— begin Dataset extract —
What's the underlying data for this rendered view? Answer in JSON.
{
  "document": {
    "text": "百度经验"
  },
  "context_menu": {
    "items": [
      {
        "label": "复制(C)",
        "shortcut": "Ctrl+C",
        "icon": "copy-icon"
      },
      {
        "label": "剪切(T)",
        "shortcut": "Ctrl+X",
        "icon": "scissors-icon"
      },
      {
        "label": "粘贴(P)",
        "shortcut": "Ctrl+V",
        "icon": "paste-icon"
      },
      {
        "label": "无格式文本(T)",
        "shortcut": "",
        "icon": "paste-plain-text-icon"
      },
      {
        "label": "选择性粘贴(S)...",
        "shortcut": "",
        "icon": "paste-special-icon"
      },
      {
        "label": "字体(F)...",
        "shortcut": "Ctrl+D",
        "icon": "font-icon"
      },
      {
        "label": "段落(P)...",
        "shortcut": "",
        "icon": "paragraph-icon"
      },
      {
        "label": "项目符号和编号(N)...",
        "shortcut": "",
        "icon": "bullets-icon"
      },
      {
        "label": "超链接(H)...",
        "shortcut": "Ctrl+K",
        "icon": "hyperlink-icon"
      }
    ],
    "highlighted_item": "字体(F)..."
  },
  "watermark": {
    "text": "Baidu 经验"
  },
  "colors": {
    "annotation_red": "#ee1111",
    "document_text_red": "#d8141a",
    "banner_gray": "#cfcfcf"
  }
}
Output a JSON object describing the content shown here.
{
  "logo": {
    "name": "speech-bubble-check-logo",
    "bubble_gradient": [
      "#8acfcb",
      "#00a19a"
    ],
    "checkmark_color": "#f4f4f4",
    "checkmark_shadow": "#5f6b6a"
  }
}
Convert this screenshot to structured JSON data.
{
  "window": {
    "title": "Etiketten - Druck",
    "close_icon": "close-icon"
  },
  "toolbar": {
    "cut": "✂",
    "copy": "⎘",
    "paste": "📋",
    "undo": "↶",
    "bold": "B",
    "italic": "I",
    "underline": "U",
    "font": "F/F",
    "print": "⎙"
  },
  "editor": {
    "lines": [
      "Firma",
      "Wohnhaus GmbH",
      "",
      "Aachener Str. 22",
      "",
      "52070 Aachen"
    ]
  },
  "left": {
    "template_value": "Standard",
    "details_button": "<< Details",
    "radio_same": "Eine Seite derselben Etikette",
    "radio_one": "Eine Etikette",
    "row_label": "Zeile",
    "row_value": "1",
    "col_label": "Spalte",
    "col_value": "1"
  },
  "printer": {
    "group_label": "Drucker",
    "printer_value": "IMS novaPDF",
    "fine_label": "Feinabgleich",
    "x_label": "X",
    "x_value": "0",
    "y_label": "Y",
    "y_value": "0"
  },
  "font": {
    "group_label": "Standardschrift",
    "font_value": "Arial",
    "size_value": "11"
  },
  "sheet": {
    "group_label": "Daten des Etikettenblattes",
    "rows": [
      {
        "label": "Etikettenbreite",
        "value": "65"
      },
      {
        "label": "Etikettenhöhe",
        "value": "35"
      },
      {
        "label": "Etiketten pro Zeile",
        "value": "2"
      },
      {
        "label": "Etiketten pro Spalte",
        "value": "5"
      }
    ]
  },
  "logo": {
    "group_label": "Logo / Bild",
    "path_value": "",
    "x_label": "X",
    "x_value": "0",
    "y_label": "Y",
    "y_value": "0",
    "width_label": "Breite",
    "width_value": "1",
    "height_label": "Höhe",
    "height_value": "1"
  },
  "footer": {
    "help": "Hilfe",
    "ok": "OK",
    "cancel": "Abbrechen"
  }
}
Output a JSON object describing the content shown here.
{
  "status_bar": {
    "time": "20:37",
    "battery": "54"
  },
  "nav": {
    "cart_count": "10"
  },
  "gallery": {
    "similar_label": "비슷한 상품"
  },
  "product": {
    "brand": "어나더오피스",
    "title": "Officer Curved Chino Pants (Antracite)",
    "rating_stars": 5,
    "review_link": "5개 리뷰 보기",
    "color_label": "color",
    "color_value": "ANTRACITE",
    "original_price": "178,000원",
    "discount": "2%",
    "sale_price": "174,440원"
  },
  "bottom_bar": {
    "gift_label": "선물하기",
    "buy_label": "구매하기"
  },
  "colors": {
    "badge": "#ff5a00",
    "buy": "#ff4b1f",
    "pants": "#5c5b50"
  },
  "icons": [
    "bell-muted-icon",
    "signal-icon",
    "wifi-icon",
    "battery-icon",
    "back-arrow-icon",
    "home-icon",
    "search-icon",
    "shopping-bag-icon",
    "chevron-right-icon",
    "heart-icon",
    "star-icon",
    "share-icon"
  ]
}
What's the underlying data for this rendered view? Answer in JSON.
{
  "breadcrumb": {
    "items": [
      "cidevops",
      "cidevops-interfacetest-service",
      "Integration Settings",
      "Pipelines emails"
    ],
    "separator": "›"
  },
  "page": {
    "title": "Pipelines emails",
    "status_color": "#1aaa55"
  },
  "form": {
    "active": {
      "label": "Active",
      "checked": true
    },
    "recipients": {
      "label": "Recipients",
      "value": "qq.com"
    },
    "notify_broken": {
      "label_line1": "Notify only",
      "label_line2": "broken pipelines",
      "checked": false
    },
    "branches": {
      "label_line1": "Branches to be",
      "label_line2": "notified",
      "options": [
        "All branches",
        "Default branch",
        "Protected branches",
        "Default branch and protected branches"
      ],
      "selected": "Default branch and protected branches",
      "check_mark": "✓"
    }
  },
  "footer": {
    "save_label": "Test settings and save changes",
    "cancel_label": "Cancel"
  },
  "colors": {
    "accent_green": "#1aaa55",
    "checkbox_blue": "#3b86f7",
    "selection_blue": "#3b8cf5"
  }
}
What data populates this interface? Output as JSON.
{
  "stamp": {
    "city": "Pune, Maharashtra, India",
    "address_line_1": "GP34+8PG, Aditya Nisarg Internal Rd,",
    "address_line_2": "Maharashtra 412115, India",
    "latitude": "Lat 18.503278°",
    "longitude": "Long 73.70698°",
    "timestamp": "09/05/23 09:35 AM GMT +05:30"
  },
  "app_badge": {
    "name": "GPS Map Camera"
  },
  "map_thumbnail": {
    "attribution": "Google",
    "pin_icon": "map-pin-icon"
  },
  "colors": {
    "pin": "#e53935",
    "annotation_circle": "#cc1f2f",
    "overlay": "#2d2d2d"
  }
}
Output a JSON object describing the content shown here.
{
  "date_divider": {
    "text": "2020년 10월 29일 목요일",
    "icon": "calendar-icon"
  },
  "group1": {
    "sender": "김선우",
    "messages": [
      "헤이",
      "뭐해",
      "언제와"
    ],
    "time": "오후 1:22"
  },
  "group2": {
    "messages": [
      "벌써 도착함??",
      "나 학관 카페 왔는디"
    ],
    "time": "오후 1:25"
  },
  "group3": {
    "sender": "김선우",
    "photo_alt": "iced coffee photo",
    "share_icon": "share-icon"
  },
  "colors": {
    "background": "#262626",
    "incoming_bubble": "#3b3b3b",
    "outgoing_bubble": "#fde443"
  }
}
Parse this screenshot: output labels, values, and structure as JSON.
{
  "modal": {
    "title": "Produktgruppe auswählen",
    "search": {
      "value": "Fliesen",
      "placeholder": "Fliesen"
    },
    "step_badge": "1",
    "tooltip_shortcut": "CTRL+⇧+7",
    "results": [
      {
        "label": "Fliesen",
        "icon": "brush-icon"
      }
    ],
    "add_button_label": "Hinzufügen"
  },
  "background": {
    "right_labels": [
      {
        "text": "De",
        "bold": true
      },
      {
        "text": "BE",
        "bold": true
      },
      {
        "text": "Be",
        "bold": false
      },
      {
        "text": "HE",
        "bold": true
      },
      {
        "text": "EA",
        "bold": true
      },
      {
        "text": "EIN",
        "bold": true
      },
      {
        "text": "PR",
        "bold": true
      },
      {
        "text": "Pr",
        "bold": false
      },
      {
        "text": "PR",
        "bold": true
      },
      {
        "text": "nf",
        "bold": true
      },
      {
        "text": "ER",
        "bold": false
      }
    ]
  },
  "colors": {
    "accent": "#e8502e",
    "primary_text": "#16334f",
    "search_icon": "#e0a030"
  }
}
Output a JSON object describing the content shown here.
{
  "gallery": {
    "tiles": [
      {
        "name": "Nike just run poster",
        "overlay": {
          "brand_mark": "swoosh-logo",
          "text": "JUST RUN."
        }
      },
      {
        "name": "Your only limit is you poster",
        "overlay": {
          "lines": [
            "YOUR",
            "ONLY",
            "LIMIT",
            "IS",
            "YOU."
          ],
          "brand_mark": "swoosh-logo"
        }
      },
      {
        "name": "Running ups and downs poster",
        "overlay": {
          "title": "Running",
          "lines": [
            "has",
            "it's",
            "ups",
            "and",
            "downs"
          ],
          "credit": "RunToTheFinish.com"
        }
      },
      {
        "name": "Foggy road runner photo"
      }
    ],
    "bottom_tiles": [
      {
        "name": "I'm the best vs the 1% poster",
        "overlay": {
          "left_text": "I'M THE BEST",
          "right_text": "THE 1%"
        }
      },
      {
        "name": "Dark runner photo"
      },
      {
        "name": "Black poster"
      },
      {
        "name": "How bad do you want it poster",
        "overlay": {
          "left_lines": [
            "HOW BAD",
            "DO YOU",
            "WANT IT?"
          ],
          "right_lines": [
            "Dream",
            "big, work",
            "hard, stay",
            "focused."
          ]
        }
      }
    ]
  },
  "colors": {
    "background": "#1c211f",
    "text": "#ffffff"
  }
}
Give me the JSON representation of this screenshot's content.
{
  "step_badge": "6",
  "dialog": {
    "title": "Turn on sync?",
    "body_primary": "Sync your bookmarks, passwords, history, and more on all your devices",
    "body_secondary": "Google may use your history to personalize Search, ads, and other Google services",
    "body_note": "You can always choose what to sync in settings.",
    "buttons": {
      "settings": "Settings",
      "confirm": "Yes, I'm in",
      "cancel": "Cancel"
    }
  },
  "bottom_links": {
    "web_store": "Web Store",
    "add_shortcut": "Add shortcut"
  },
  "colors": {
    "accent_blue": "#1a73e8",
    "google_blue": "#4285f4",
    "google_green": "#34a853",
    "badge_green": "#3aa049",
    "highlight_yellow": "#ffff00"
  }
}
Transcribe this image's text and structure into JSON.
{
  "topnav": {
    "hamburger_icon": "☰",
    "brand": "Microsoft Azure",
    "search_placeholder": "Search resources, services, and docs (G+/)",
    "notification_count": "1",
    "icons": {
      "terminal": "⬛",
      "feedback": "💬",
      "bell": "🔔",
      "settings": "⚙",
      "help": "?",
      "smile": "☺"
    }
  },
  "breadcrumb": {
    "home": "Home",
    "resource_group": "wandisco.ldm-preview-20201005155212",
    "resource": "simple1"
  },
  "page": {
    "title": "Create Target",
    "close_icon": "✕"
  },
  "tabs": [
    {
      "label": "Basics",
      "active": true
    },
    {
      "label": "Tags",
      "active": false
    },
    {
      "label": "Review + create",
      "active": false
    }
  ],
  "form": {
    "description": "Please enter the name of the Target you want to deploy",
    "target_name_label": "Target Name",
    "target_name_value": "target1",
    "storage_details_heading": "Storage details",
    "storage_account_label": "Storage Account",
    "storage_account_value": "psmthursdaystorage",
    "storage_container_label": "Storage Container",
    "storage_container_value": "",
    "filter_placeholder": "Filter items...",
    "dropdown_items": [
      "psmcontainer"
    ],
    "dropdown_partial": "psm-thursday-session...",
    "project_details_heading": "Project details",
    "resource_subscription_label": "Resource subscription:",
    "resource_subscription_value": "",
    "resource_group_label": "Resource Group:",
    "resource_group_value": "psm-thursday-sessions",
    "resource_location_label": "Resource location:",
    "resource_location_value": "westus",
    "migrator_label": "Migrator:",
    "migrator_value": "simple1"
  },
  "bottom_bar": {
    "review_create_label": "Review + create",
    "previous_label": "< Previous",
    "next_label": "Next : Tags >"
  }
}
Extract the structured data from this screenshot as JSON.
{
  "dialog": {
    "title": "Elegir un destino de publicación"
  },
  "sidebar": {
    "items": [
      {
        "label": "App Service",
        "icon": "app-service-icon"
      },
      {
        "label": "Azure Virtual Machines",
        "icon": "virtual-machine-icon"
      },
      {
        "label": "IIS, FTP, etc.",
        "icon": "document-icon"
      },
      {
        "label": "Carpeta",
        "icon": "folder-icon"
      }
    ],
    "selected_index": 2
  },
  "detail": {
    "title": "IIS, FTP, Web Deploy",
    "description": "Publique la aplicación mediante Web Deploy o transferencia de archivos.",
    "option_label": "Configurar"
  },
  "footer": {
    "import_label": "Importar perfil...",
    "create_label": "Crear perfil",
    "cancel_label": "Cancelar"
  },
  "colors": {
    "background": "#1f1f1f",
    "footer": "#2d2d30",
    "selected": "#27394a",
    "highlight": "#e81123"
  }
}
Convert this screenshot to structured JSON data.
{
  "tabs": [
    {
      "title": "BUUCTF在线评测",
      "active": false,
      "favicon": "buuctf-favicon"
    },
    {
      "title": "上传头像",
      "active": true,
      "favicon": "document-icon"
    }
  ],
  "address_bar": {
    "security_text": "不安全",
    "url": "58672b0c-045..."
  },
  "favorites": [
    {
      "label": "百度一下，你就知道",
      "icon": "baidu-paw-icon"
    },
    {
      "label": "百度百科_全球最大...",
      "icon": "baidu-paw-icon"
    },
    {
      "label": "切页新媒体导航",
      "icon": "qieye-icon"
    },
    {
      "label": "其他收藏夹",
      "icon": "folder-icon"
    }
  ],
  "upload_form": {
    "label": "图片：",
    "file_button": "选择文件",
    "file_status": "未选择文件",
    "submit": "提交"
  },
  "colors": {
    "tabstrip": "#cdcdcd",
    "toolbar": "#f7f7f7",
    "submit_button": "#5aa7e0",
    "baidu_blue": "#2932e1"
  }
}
— end Dataset extract —
Exercise details: Which lines of the material contain the string "Eine"? List each of them.

Output for this exercise:
    "radio_same": "Eine Seite derselben Etikette",
    "radio_one": "Eine Etikette",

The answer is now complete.